Dataset records:
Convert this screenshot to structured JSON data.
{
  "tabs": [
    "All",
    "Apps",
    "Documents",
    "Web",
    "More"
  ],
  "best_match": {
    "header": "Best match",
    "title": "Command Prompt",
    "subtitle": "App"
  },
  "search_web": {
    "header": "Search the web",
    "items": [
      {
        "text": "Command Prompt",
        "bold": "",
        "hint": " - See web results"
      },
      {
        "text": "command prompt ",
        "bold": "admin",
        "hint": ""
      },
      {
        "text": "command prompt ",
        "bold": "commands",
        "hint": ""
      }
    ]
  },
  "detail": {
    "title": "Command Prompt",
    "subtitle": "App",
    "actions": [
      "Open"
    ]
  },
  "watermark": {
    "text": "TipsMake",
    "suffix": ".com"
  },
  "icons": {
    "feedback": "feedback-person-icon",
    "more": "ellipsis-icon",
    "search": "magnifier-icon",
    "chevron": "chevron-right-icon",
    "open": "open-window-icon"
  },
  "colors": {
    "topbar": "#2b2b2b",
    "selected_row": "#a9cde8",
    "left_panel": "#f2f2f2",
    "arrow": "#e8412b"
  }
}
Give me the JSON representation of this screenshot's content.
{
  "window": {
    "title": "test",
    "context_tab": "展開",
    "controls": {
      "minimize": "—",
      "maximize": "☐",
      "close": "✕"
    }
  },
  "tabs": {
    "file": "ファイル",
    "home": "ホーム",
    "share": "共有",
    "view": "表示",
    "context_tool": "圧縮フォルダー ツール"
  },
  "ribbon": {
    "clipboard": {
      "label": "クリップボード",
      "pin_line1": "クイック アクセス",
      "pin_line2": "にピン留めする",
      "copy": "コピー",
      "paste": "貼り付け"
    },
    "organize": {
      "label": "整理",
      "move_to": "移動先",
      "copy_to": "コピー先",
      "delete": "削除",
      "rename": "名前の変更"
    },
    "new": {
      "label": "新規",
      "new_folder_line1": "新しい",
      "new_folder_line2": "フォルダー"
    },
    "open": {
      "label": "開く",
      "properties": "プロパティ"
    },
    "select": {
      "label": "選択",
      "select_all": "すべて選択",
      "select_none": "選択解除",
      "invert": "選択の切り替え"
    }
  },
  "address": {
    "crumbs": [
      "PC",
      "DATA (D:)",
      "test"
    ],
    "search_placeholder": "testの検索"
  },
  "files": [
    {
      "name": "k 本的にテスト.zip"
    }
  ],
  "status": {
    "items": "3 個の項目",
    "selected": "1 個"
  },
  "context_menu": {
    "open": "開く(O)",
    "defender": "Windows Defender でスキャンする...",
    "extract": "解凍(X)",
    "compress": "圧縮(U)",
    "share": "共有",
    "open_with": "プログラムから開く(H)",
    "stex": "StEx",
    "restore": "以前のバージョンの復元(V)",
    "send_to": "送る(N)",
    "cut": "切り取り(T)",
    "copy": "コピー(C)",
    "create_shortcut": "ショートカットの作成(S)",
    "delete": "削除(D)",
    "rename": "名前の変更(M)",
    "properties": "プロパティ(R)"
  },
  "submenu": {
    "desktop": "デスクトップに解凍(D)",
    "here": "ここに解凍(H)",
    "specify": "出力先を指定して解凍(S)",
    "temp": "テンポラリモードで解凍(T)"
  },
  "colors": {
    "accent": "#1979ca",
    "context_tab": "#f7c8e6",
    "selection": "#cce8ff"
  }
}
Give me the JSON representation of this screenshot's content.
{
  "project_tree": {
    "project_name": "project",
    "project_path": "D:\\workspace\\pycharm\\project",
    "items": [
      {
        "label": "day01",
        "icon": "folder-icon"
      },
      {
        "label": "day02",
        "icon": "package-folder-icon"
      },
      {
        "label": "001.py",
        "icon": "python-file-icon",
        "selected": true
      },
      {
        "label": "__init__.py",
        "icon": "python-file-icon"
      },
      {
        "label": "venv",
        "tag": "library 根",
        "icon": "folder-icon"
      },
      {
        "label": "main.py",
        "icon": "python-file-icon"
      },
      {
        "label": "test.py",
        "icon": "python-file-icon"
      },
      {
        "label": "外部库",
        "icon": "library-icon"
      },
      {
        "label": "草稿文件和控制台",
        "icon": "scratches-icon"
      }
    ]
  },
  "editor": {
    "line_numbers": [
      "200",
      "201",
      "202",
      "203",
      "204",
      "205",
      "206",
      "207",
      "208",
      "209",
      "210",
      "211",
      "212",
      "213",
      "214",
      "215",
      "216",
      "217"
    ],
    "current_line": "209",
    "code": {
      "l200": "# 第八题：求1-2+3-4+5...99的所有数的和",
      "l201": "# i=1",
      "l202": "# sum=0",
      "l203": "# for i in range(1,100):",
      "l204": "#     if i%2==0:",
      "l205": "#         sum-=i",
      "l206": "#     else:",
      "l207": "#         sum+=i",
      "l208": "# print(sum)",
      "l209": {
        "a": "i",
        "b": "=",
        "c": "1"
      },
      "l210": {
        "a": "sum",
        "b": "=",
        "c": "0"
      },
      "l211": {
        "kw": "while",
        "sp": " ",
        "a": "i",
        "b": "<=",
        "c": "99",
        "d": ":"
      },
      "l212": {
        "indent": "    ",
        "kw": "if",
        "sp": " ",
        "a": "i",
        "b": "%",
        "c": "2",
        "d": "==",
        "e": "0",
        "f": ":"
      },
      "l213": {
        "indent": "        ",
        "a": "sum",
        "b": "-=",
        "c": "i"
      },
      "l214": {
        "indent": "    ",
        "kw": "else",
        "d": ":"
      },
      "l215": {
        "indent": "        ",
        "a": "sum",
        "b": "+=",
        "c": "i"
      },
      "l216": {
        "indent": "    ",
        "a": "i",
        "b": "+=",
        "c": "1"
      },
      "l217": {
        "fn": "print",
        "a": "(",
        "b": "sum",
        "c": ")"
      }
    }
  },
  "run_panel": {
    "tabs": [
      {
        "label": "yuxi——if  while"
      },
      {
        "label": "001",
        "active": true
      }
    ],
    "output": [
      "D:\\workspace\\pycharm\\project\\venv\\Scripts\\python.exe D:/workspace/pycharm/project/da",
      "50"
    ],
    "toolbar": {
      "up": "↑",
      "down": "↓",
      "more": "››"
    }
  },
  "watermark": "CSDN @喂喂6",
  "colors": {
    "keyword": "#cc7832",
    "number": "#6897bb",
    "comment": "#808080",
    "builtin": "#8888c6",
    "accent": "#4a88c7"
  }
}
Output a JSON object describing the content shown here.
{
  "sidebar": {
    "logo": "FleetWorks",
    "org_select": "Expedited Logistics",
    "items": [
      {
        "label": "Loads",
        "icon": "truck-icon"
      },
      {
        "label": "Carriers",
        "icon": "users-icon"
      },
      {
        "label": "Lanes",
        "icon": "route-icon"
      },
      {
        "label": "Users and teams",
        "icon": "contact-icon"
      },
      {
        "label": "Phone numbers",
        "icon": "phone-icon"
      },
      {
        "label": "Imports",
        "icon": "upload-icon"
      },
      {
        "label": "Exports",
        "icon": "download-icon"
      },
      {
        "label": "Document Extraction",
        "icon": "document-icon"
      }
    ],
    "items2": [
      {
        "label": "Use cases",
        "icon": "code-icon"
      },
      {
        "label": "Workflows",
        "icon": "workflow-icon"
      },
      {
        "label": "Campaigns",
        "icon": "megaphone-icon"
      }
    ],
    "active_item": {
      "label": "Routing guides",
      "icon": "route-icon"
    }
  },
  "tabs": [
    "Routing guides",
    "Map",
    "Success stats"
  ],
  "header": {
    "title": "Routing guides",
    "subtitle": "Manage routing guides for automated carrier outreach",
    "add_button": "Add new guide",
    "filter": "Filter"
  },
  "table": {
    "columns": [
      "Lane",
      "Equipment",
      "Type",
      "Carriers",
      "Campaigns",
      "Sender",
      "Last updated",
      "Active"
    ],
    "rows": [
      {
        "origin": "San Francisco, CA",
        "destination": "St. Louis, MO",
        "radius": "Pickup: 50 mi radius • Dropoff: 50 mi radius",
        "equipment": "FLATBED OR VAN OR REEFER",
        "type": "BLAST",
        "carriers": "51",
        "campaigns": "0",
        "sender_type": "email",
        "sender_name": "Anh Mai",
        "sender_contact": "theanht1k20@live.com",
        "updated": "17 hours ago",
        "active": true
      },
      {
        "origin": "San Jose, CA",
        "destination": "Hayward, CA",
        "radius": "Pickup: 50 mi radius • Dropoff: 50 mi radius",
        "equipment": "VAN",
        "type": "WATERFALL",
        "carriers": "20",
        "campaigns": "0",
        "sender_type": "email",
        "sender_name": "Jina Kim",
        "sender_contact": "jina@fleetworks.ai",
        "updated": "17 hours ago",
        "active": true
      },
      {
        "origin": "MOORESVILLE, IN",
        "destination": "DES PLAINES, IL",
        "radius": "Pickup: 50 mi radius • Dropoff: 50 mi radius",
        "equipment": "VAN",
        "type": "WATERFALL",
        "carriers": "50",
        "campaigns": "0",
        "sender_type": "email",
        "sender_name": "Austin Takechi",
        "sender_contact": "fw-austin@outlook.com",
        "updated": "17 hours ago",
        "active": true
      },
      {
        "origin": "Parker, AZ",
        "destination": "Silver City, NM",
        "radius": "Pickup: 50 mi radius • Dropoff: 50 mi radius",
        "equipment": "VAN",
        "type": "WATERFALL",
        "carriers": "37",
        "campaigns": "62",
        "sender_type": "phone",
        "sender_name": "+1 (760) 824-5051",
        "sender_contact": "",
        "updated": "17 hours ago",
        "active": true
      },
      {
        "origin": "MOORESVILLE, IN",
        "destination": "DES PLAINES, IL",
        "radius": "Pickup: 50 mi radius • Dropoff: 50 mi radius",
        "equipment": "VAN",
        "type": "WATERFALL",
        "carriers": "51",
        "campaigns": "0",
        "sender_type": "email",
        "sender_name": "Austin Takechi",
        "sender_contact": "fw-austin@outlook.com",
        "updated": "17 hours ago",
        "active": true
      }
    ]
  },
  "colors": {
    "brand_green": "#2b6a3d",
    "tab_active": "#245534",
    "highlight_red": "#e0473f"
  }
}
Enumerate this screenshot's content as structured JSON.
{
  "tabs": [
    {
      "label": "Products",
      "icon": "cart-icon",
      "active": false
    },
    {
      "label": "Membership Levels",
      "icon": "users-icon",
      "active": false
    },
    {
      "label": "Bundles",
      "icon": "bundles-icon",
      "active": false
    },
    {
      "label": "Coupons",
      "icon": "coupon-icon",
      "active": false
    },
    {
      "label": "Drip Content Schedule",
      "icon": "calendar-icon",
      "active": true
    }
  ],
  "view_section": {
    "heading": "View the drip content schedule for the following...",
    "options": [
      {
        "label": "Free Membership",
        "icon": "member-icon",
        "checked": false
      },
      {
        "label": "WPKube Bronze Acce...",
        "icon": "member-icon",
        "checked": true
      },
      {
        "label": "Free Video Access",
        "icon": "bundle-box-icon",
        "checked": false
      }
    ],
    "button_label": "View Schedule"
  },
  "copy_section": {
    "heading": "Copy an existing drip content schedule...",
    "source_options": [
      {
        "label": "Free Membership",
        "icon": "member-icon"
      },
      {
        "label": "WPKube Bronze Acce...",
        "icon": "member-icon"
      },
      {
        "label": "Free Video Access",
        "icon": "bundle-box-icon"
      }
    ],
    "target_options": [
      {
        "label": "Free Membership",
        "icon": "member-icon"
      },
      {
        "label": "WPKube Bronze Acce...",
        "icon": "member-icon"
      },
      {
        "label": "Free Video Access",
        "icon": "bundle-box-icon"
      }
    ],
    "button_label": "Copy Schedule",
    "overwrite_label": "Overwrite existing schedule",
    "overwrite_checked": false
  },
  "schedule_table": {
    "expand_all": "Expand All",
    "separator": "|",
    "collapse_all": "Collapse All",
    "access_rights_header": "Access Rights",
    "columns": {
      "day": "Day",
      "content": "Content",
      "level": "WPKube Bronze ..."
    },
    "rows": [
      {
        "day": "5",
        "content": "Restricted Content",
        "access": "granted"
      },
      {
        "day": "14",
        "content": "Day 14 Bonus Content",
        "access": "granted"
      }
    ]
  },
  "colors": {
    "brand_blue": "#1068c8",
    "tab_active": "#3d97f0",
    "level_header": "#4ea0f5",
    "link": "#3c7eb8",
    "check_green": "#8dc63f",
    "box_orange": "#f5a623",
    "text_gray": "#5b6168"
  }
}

Directions for this task: Copy every line from the entries that contains the word "JSON".

Solution for this task:
Convert this screenshot to structured JSON data.
Give me the JSON representation of this screenshot's content.
Give me the JSON representation of this screenshot's content.
Output a JSON object describing the content shown here.
Enumerate this screenshot's content as structured JSON.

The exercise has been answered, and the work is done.